• What you will do:
Images appear in the records below; leave them out and repeat everything else exactly.

Collected data:

##############################

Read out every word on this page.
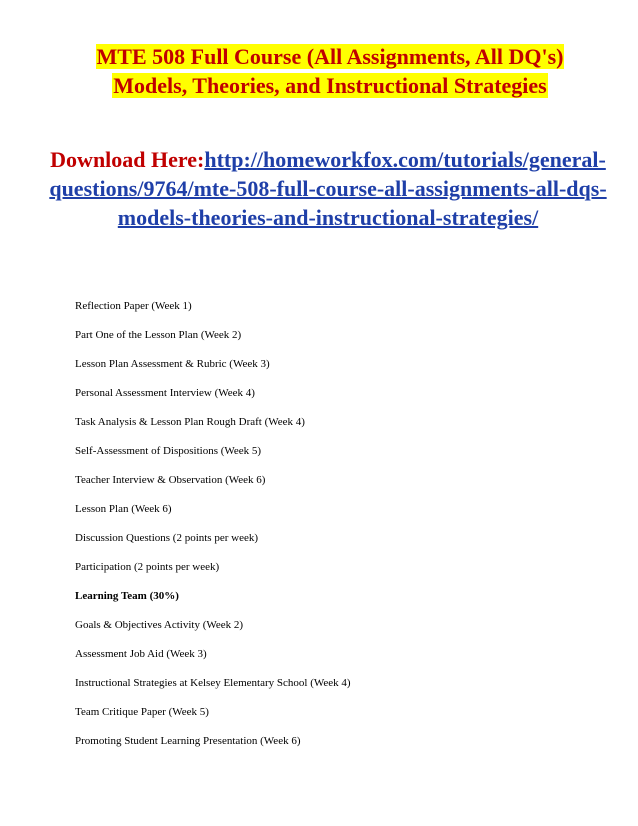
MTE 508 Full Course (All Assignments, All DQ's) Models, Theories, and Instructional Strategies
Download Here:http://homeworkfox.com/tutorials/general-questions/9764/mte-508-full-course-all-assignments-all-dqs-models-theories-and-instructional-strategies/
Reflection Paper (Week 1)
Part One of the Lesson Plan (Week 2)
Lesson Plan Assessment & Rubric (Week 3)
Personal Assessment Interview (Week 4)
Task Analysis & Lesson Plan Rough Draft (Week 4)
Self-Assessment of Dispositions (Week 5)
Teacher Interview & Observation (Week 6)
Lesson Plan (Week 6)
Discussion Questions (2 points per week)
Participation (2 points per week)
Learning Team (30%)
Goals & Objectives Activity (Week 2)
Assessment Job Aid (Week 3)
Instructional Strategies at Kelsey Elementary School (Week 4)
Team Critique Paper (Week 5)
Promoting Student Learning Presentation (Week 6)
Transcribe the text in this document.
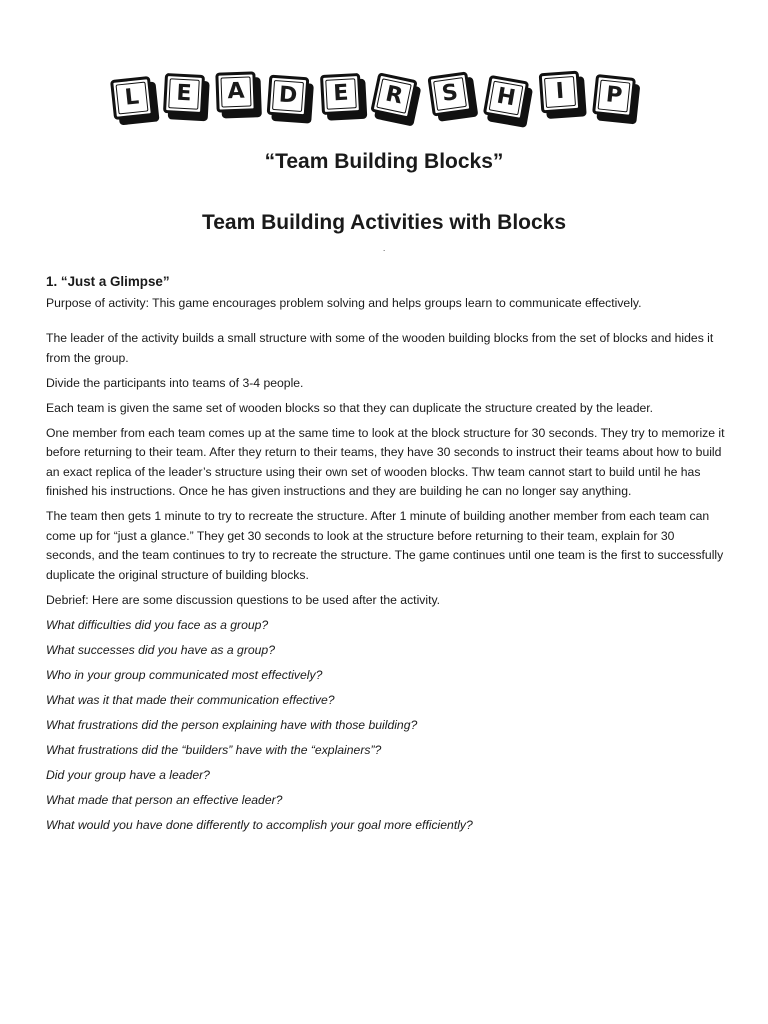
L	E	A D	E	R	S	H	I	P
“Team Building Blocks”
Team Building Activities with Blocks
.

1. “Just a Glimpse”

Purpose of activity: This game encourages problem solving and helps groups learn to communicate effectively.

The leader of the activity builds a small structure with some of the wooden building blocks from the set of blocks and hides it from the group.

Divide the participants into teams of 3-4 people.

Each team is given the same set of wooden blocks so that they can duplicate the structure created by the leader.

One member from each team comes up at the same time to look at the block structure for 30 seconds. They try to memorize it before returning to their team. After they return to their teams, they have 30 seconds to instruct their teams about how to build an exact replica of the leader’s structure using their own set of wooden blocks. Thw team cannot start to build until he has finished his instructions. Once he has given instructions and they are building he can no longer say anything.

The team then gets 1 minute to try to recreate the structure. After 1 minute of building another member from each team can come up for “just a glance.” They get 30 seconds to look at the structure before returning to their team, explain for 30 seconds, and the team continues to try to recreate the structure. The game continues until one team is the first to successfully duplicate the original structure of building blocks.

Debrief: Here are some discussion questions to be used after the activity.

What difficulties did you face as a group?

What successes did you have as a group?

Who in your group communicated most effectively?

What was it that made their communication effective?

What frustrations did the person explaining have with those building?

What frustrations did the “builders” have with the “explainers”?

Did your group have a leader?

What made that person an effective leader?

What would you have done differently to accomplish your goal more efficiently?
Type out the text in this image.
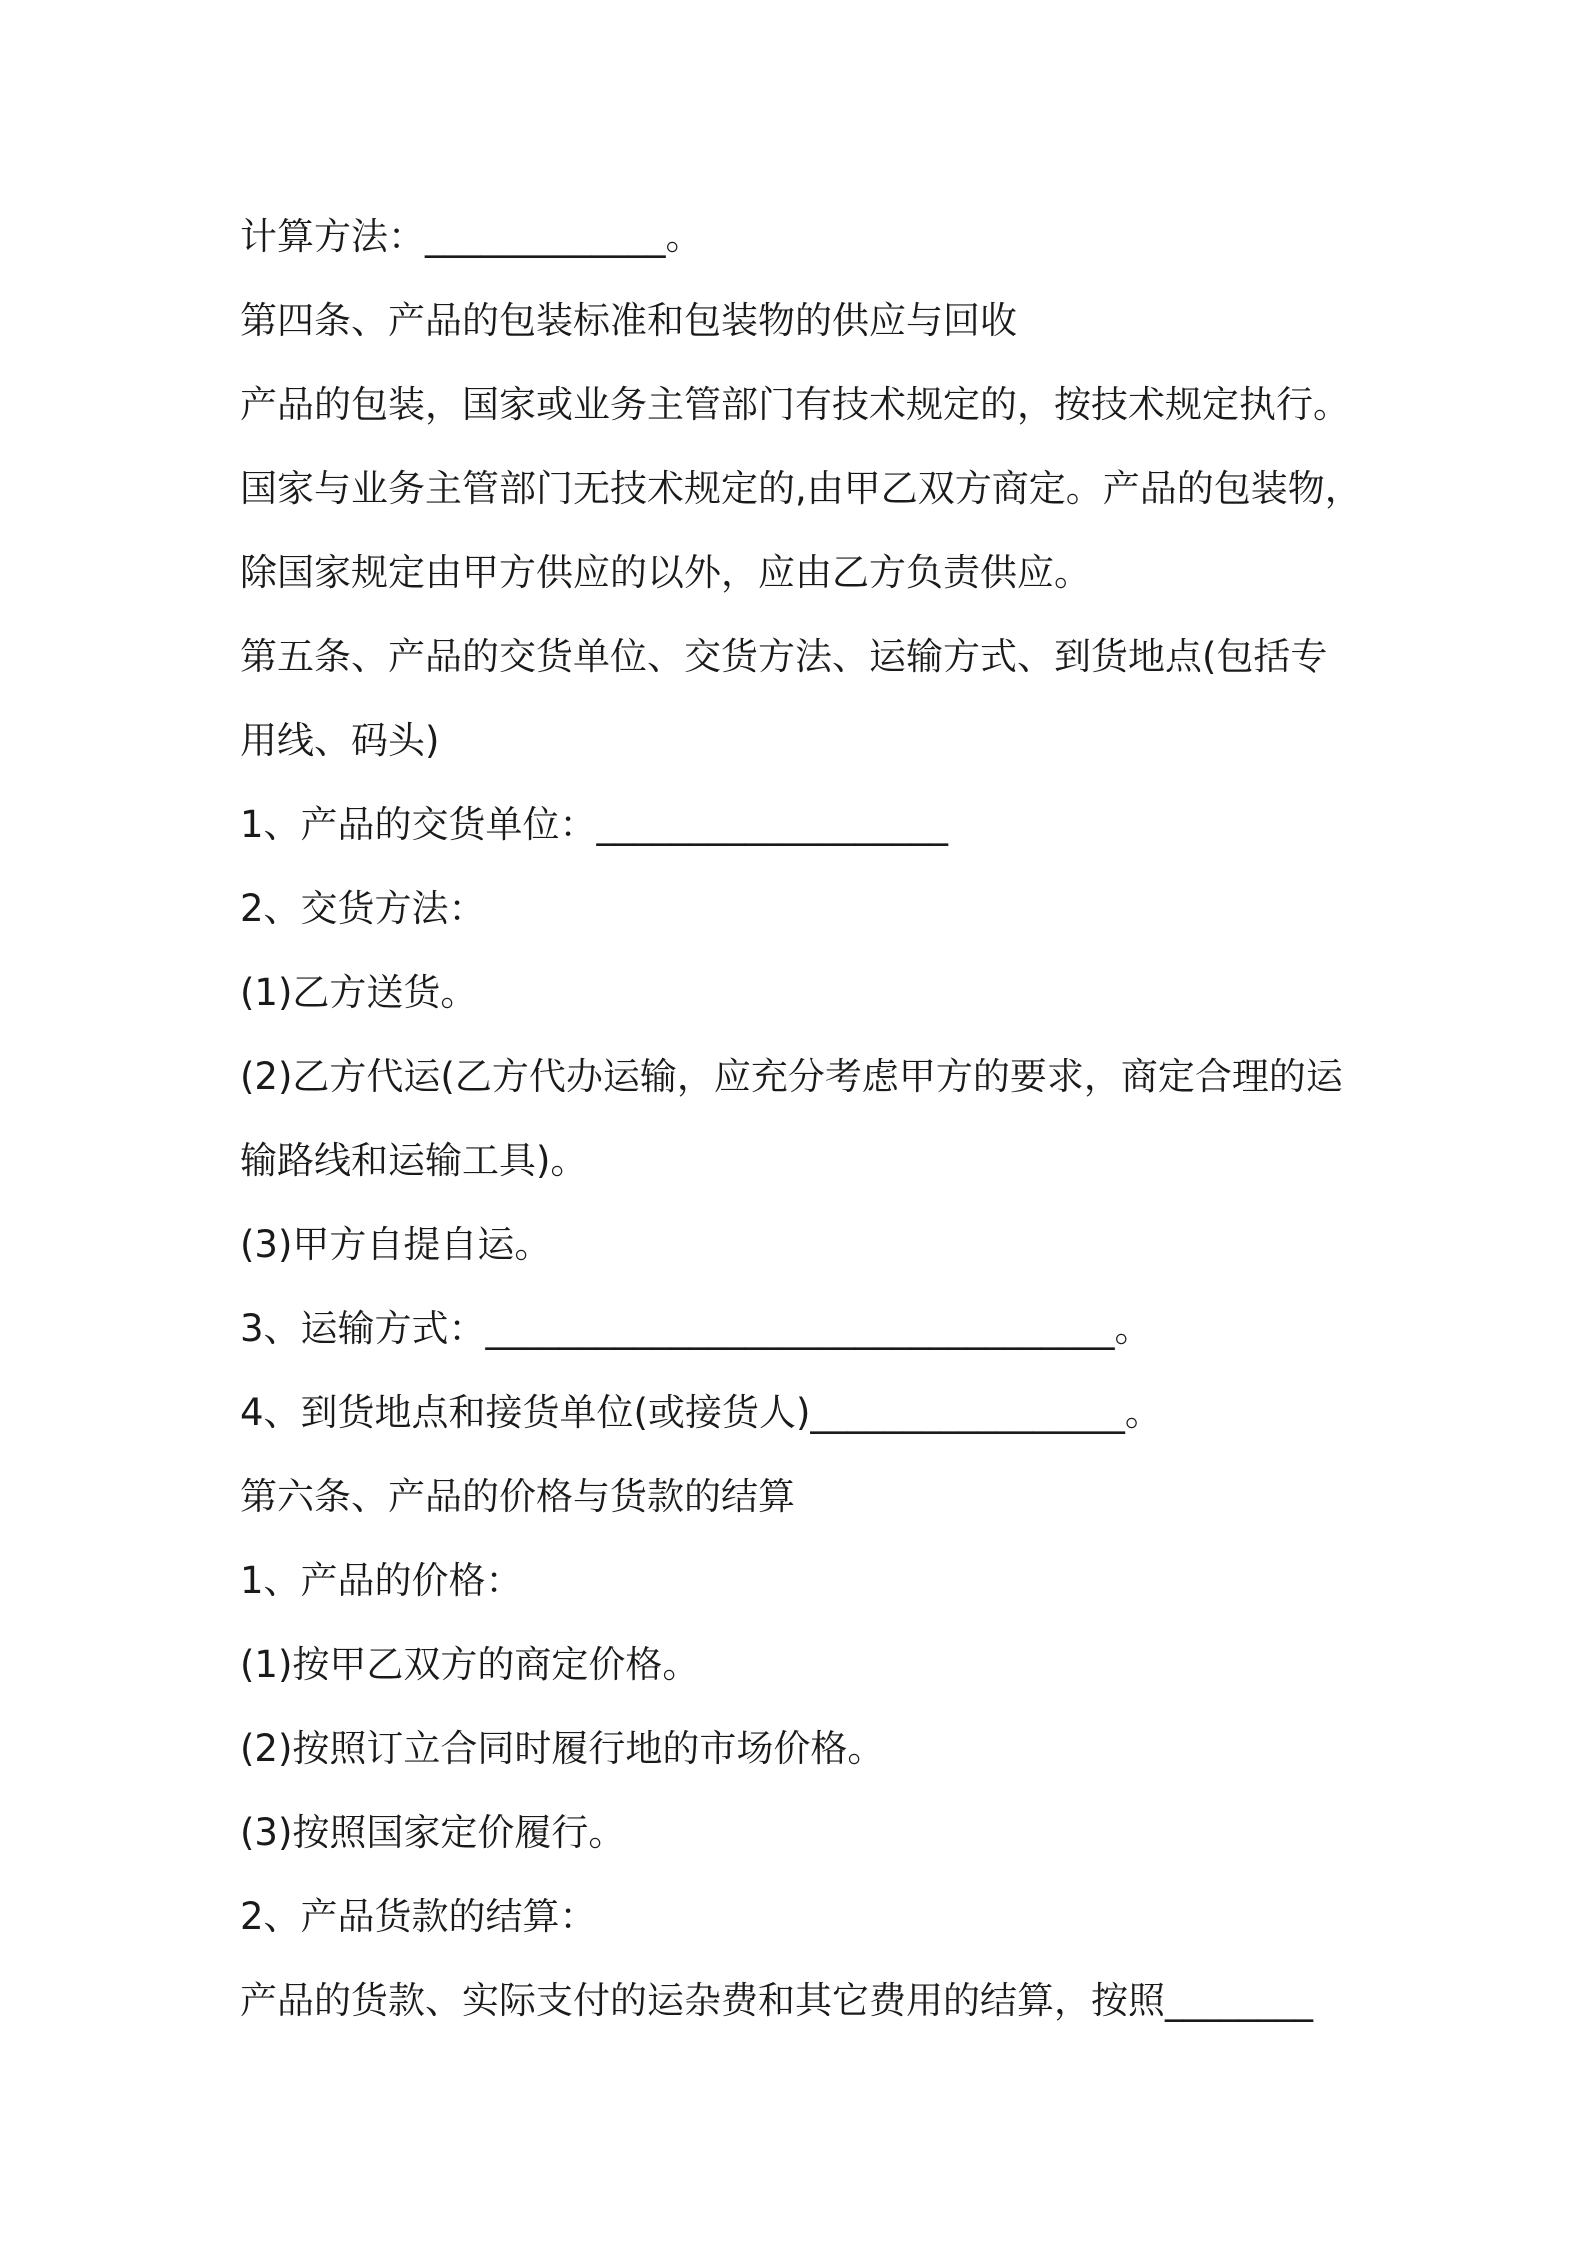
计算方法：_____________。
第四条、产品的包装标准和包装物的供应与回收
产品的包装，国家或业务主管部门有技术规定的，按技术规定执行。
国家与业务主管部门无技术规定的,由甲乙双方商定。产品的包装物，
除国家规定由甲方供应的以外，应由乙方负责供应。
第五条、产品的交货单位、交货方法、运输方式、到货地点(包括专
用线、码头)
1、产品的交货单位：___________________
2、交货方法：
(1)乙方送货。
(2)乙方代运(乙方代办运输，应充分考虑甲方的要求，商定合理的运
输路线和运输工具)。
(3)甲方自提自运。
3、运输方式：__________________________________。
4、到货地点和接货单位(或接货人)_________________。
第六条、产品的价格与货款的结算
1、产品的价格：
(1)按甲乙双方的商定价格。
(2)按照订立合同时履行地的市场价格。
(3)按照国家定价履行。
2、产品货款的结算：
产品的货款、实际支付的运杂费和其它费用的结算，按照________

##############################

• Exercise response:
Read out every word on this page.
MTE 508 Full Course (All Assignments, All DQ's) Models, Theories, and Instructional Strategies
Download Here:http://homeworkfox.com/tutorials/general-questions/9764/mte-508-full-course-all-assignments-all-dqs-models-theories-and-instructional-strategies/
Reflection Paper (Week 1)
Part One of the Lesson Plan (Week 2)
Lesson Plan Assessment & Rubric (Week 3)
Personal Assessment Interview (Week 4)
Task Analysis & Lesson Plan Rough Draft (Week 4)
Self-Assessment of Dispositions (Week 5)
Teacher Interview & Observation (Week 6)
Lesson Plan (Week 6)
Discussion Questions (2 points per week)
Participation (2 points per week)
Learning Team (30%)
Goals & Objectives Activity (Week 2)
Assessment Job Aid (Week 3)
Instructional Strategies at Kelsey Elementary School (Week 4)
Team Critique Paper (Week 5)
Promoting Student Learning Presentation (Week 6)
Transcribe the text in this document.
L	E	A D	E	R	S	H	I	P
“Team Building Blocks”
Team Building Activities with Blocks
.

1. “Just a Glimpse”

Purpose of activity: This game encourages problem solving and helps groups learn to communicate effectively.

The leader of the activity builds a small structure with some of the wooden building blocks from the set of blocks and hides it from the group.

Divide the participants into teams of 3-4 people.

Each team is given the same set of wooden blocks so that they can duplicate the structure created by the leader.

One member from each team comes up at the same time to look at the block structure for 30 seconds. They try to memorize it before returning to their team. After they return to their teams, they have 30 seconds to instruct their teams about how to build an exact replica of the leader’s structure using their own set of wooden blocks. Thw team cannot start to build until he has finished his instructions. Once he has given instructions and they are building he can no longer say anything.

The team then gets 1 minute to try to recreate the structure. After 1 minute of building another member from each team can come up for “just a glance.” They get 30 seconds to look at the structure before returning to their team, explain for 30 seconds, and the team continues to try to recreate the structure. The game continues until one team is the first to successfully duplicate the original structure of building blocks.

Debrief: Here are some discussion questions to be used after the activity.

What difficulties did you face as a group?

What successes did you have as a group?

Who in your group communicated most effectively?

What was it that made their communication effective?

What frustrations did the person explaining have with those building?

What frustrations did the “builders” have with the “explainers”?

Did your group have a leader?

What made that person an effective leader?

What would you have done differently to accomplish your goal more efficiently?
Type out the text in this image.
计算方法：_____________。
第四条、产品的包装标准和包装物的供应与回收
产品的包装，国家或业务主管部门有技术规定的，按技术规定执行。
国家与业务主管部门无技术规定的,由甲乙双方商定。产品的包装物，
除国家规定由甲方供应的以外，应由乙方负责供应。
第五条、产品的交货单位、交货方法、运输方式、到货地点(包括专
用线、码头)
1、产品的交货单位：___________________
2、交货方法：
(1)乙方送货。
(2)乙方代运(乙方代办运输，应充分考虑甲方的要求，商定合理的运
输路线和运输工具)。
(3)甲方自提自运。
3、运输方式：__________________________________。
4、到货地点和接货单位(或接货人)_________________。
第六条、产品的价格与货款的结算
1、产品的价格：
(1)按甲乙双方的商定价格。
(2)按照订立合同时履行地的市场价格。
(3)按照国家定价履行。
2、产品货款的结算：
产品的货款、实际支付的运杂费和其它费用的结算，按照________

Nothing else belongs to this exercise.